───── GIVEN RECORDS ─────

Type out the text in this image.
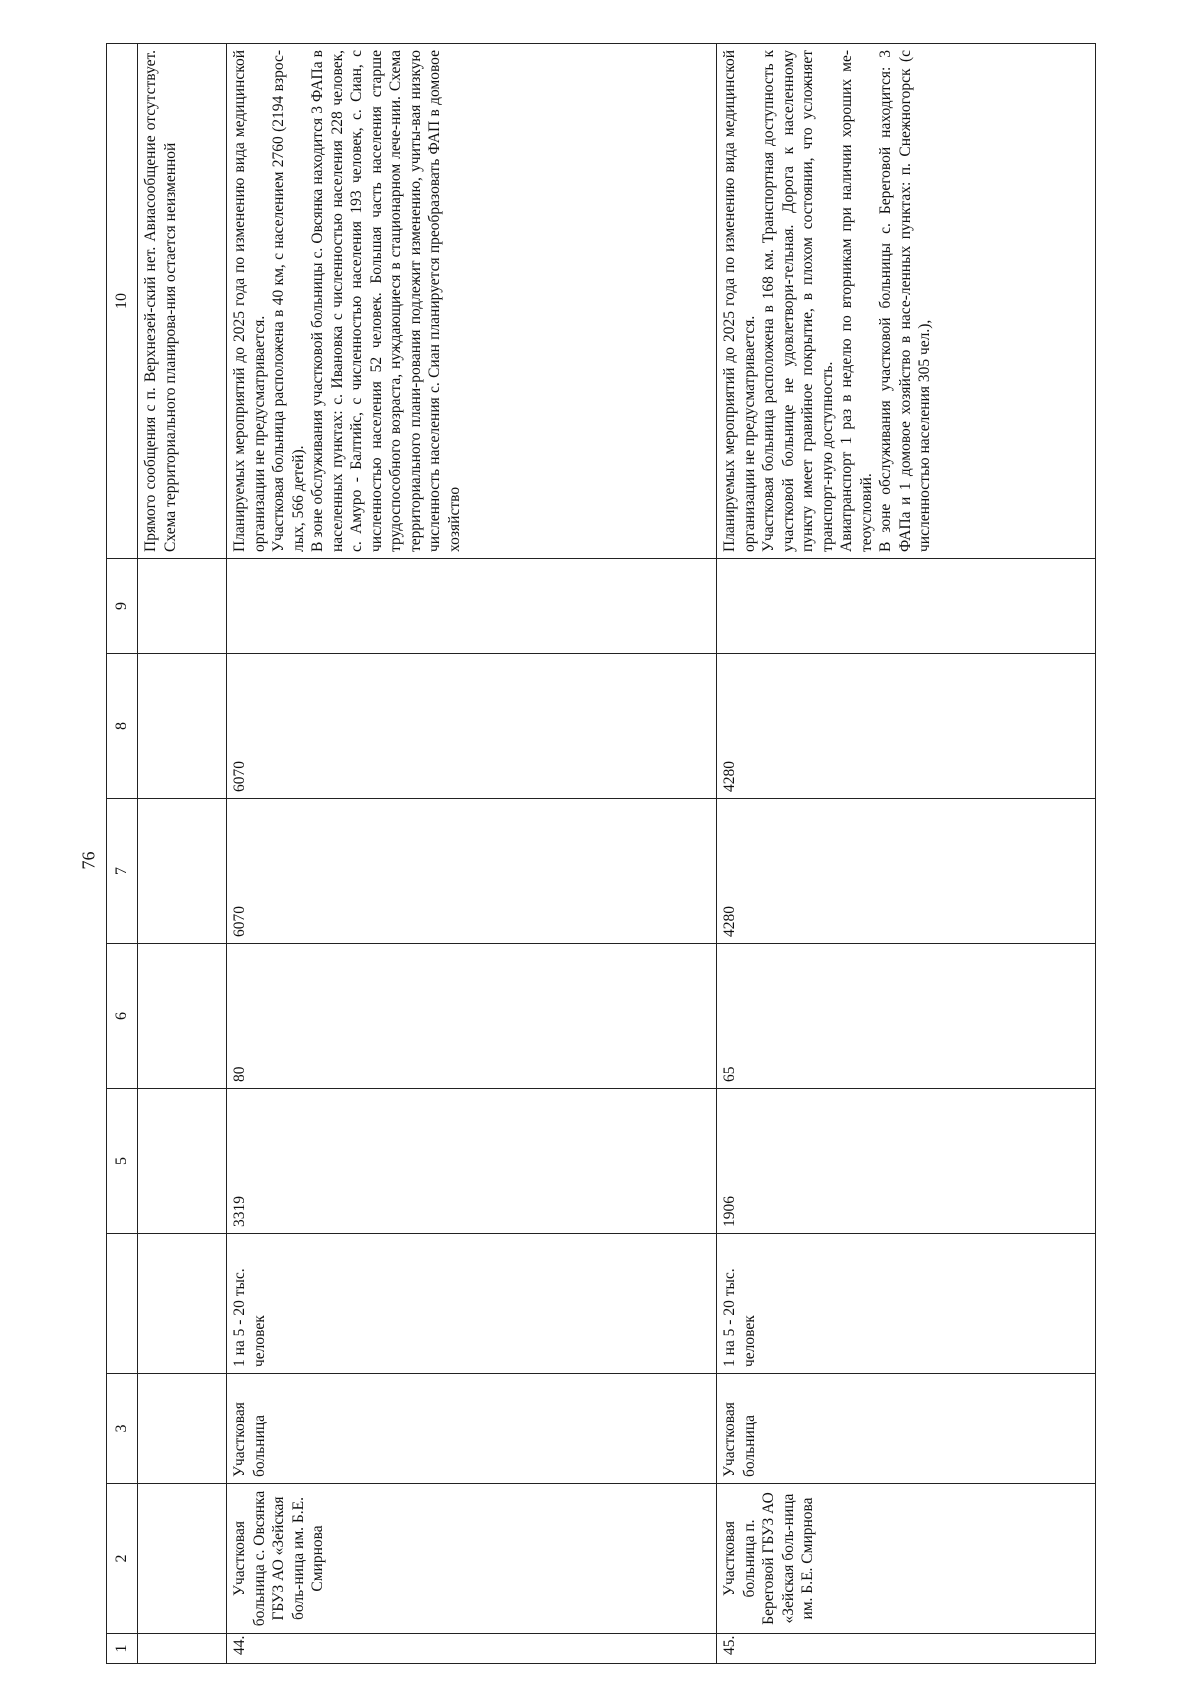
76
1	2	3		5	6	7	8	9	10
									Прямого сообщения с п. Верхнезей-ский нет. Авиасообщение отсутствует. Схема территориального планирова-ния остается неизменной
44.	Участковая больница с. Овсянка ГБУЗ АО «Зейская боль-ница им. Б.Е. Смирнова	Участковая больница	1 на 5 - 20 тыс. человек	3319	80	6070	6070		Планируемых мероприятий до 2025 года по изменению вида медицинской организации не предусматривается. Участковая больница расположена в 40 км, с населением 2760 (2194 взрос-лых, 566 детей). В зоне обслуживания участковой больницы с. Овсянка находится 3 ФАПа в населенных пунктах: с. Ивановка с численностью населения 228 человек, с. Амуро - Балтийс, с численностью населения 193 человек, с. Сиан, с численностью населения 52 человек. Большая часть населения старше трудоспособного возраста, нуждающиеся в стационарном лече-нии. Схема территориального плани-рования подлежит изменению, учиты-вая низкую численность населения с. Сиан планируется преобразовать ФАП в домовое хозяйство

45.	Участковая больница п. Береговой ГБУЗ АО «Зейская боль-ница им. Б.Е. Смирнова	Участковая больница	1 на 5 - 20 тыс. человек	1906	65	4280	4280		Планируемых мероприятий до 2025 года по изменению вида медицинской организации не предусматривается. Участковая больница расположена в 168 км. Транспортная доступность к участковой больнице не удовлетвори-тельная. Дорога к населенному пункту имеет гравийное покрытие, в плохом состоянии, что усложняет транспорт-ную доступность. Авиатранспорт 1 раз в неделю по вторникам при наличии хороших ме-теоусловий. В зоне обслуживания участковой больницы с. Береговой находится: 3 ФАПа и 1 домовое хозяйство в насе-ленных пунктах: п. Снежногорск (с численностью населения 305 чел.),
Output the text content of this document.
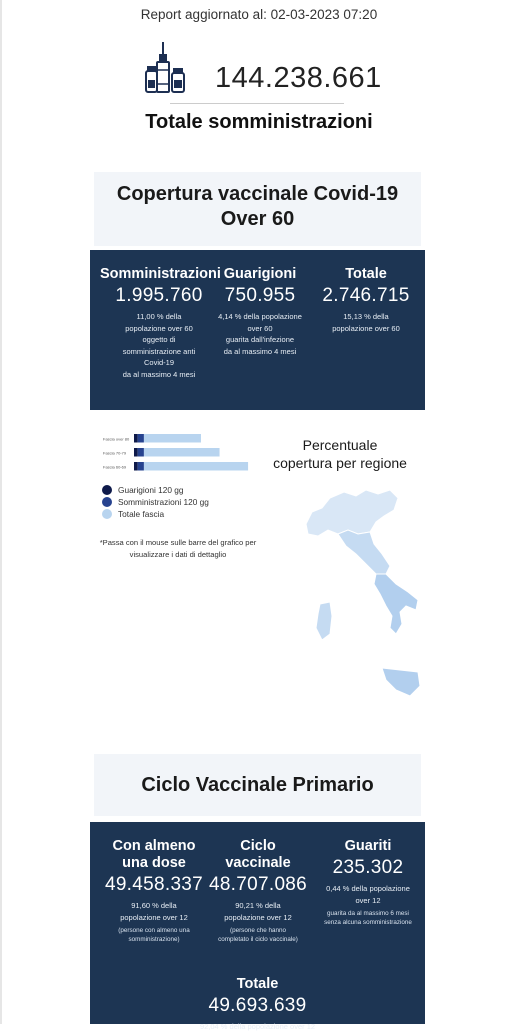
Report aggiornato al: 02-03-2023 07:20
144.238.661
Totale somministrazioni
Copertura vaccinale Covid-19
Over 60
Somministrazioni
1.995.760
11,00 % della
popolazione over 60
oggetto di
somministrazione anti
Covid-19
da al massimo 4 mesi
Guarigioni
750.955
4,14 % della popolazione
over 60
guarita dall'infezione
da al massimo 4 mesi
Totale
2.746.715
15,13 % della
popolazione over 60
Fascia over 80
Fascia 70-79
Fascia 60-69
Guarigioni 120 gg
Somministrazioni 120 gg
Totale fascia
*Passa con il mouse sulle barre del grafico per
visualizzare i dati di dettaglio
Percentuale
copertura per regione
Ciclo Vaccinale Primario
Con almeno
una dose
49.458.337
91,60 % della
popolazione over 12
(persone con almeno una
somministrazione)
Ciclo
vaccinale
48.707.086
90,21 % della
popolazione over 12
(persone che hanno
completato il ciclo vaccinale)
Guariti
235.302
0,44 % della popolazione
over 12
guarita da al massimo 6 mesi
senza alcuna somministrazione
Totale
49.693.639
92,04 % della popolazione over 12
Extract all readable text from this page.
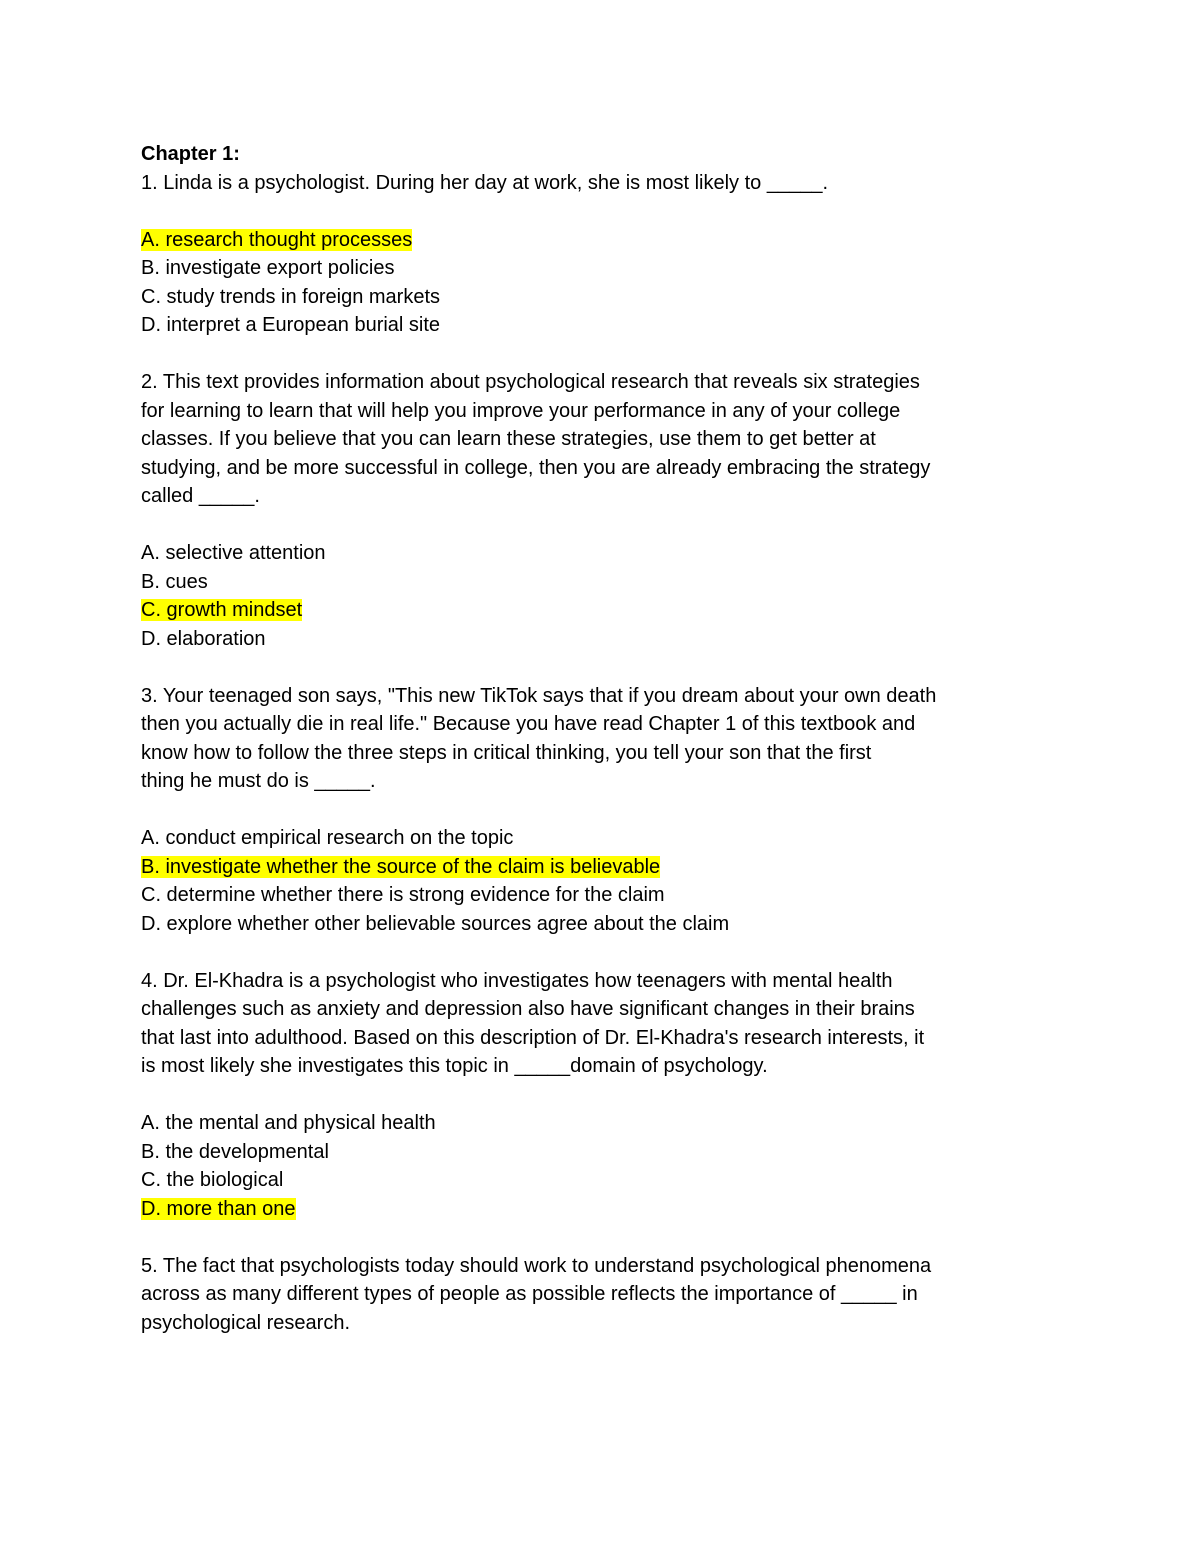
Chapter 1:

1. Linda is a psychologist. During her day at work, she is most likely to _____.

A. research thought processes

B. investigate export policies

C. study trends in foreign markets

D. interpret a European burial site

2. This text provides information about psychological research that reveals six strategies

for learning to learn that will help you improve your performance in any of your college

classes. If you believe that you can learn these strategies, use them to get better at

studying, and be more successful in college, then you are already embracing the strategy

called _____.

A. selective attention

B. cues

C. growth mindset

D. elaboration

3. Your teenaged son says, "This new TikTok says that if you dream about your own death

then you actually die in real life." Because you have read Chapter 1 of this textbook and

know how to follow the three steps in critical thinking, you tell your son that the first

thing he must do is _____.

A. conduct empirical research on the topic

B. investigate whether the source of the claim is believable

C. determine whether there is strong evidence for the claim

D. explore whether other believable sources agree about the claim

4. Dr. El-Khadra is a psychologist who investigates how teenagers with mental health

challenges such as anxiety and depression also have significant changes in their brains

that last into adulthood. Based on this description of Dr. El-Khadra's research interests, it

is most likely she investigates this topic in _____domain of psychology.

A. the mental and physical health

B. the developmental

C. the biological

D. more than one

5. The fact that psychologists today should work to understand psychological phenomena

across as many different types of people as possible reflects the importance of _____ in

psychological research.
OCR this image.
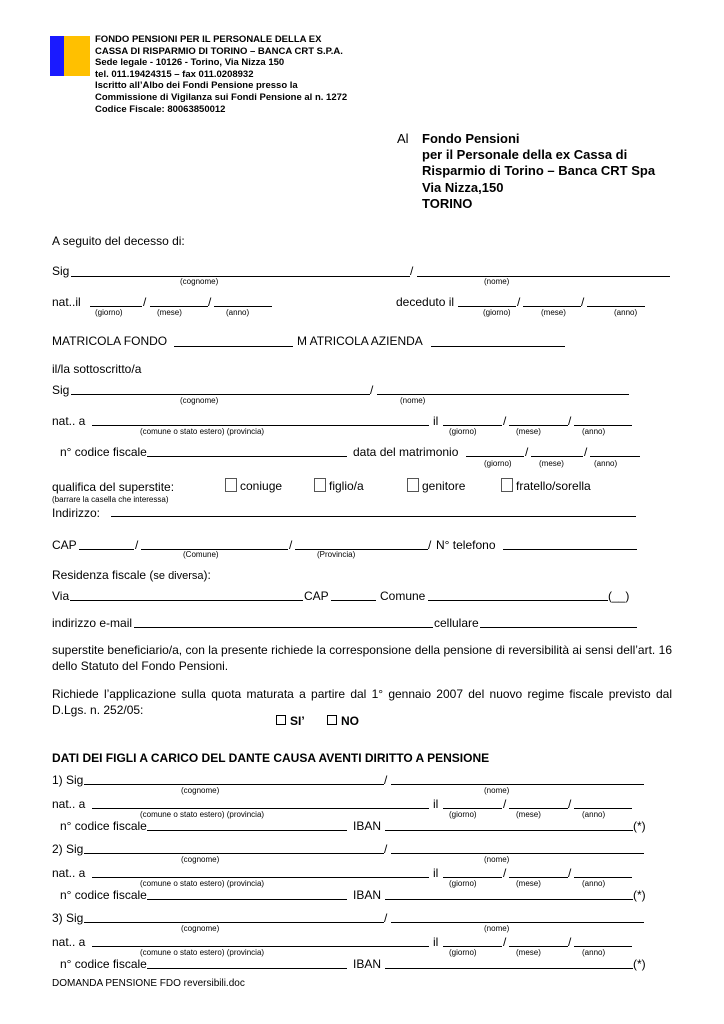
FONDO PENSIONI PER IL PERSONALE DELLA EX
CASSA DI RISPARMIO DI TORINO – BANCA CRT S.P.A.
Sede legale - 10126 - Torino, Via Nizza 150
tel. 011.19424315 – fax 011.0208932
Iscritto all’Albo dei Fondi Pensione presso la
Commissione di Vigilanza sui Fondi Pensione al n. 1272
Codice Fiscale: 80063850012
Al Fondo Pensioni
per il Personale della ex Cassa di
Risparmio di Torino – Banca CRT Spa
Via Nizza,150
TORINO
A seguito del decesso di:
Sig	/
(cognome)	(nome)
nat..il	/	/
(giorno)	(mese)	(anno)
deceduto il	/	/
(giorno)	(mese)	(anno)
MATRICOLA FONDO	M ATRICOLA AZIENDA
il/la sottoscritto/a
Sig	/
(cognome)	(nome)
nat.. a	il	/	/
(comune o stato estero) (provincia)	(giorno)	(mese)	(anno)
n° codice fiscale	data del matrimonio	/	/
(giorno)	(mese)	(anno)
qualifica del superstite:
(barrare la casella che interessa)
coniuge	figlio/a	genitore	fratello/sorella
Indirizzo:
CAP	/	/	/ N° telefono
(Comune)	(Provincia)
Residenza fiscale (se diversa):
Via	CAP	Comune	(__)
indirizzo e-mail	cellulare
superstite beneficiario/a, con la presente richiede la corresponsione della pensione di reversibilità ai sensi dell’art. 16 dello Statuto del Fondo Pensioni.
Richiede l’applicazione sulla quota maturata a partire dal 1° gennaio 2007 del nuovo regime fiscale previsto dal D.Lgs. n. 252/05:
SI’	NO
DATI DEI FIGLI A CARICO DEL DANTE CAUSA AVENTI DIRITTO A PENSIONE
1) Sig	/
(cognome)	(nome)
nat.. a	il	/	/
(comune o stato estero) (provincia)	(giorno)	(mese)	(anno)
n° codice fiscale	IBAN	(*)
2) Sig	/
(cognome)	(nome)
nat.. a	il	/	/
(comune o stato estero) (provincia)	(giorno)	(mese)	(anno)
n° codice fiscale	IBAN	(*)
3) Sig	/
(cognome)	(nome)
nat.. a	il	/	/
(comune o stato estero) (provincia)	(giorno)	(mese)	(anno)
n° codice fiscale	IBAN	(*)
DOMANDA PENSIONE FDO reversibili.doc
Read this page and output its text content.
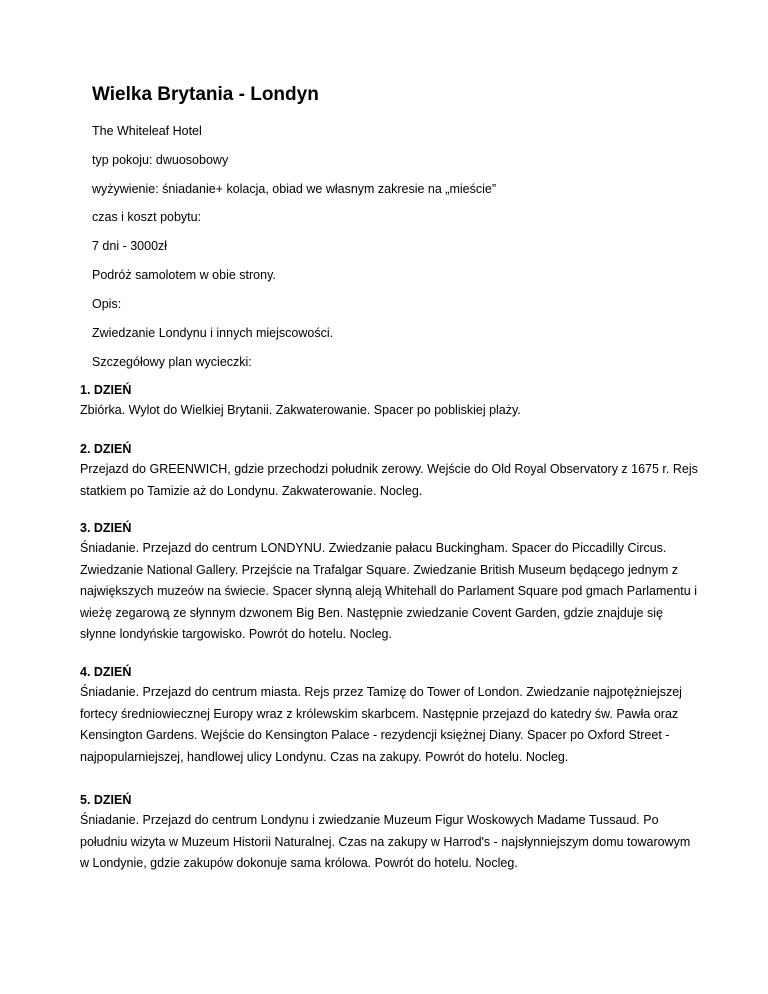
Wielka Brytania - Londyn

The Whiteleaf Hotel

typ pokoju: dwuosobowy

wyżywienie: śniadanie+ kolacja, obiad we własnym zakresie na „mieście”

czas i koszt pobytu:

7 dni - 3000zł

Podróż samolotem w obie strony.

Opis:

Zwiedzanie Londynu i innych miejscowości.

Szczegółowy plan wycieczki:

1. DZIEŃ

Zbiórka. Wylot do Wielkiej Brytanii. Zakwaterowanie. Spacer po pobliskiej plaży.

2. DZIEŃ

Przejazd do GREENWICH, gdzie przechodzi południk zerowy. Wejście do Old Royal Observatory z 1675 r. Rejs statkiem po Tamizie aż do Londynu. Zakwaterowanie. Nocleg.

3. DZIEŃ

Śniadanie. Przejazd do centrum LONDYNU. Zwiedzanie pałacu Buckingham. Spacer do Piccadilly Circus. Zwiedzanie National Gallery. Przejście na Trafalgar Square. Zwiedzanie British Museum będącego jednym z największych muzeów na świecie. Spacer słynną aleją Whitehall do Parlament Square pod gmach Parlamentu i wieżę zegarową ze słynnym dzwonem Big Ben. Następnie zwiedzanie Covent Garden, gdzie znajduje się słynne londyńskie targowisko. Powrót do hotelu. Nocleg.

4. DZIEŃ

Śniadanie. Przejazd do centrum miasta. Rejs przez Tamizę do Tower of London. Zwiedzanie najpotężniejszej fortecy średniowiecznej Europy wraz z królewskim skarbcem. Następnie przejazd do katedry św. Pawła oraz Kensington Gardens. Wejście do Kensington Palace - rezydencji księżnej Diany. Spacer po Oxford Street - najpopularniejszej, handlowej ulicy Londynu. Czas na zakupy. Powrót do hotelu. Nocleg.

5. DZIEŃ

Śniadanie. Przejazd do centrum Londynu i zwiedzanie Muzeum Figur Woskowych Madame Tussaud. Po południu wizyta w Muzeum Historii Naturalnej. Czas na zakupy w Harrod's - najsłynniejszym domu towarowym w Londynie, gdzie zakupów dokonuje sama królowa. Powrót do hotelu. Nocleg.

─────

• **REQUEST**: Across the entries above, how many lines contain "your"? Provide only the count.

• **WRITTEN RESPONSE**: 3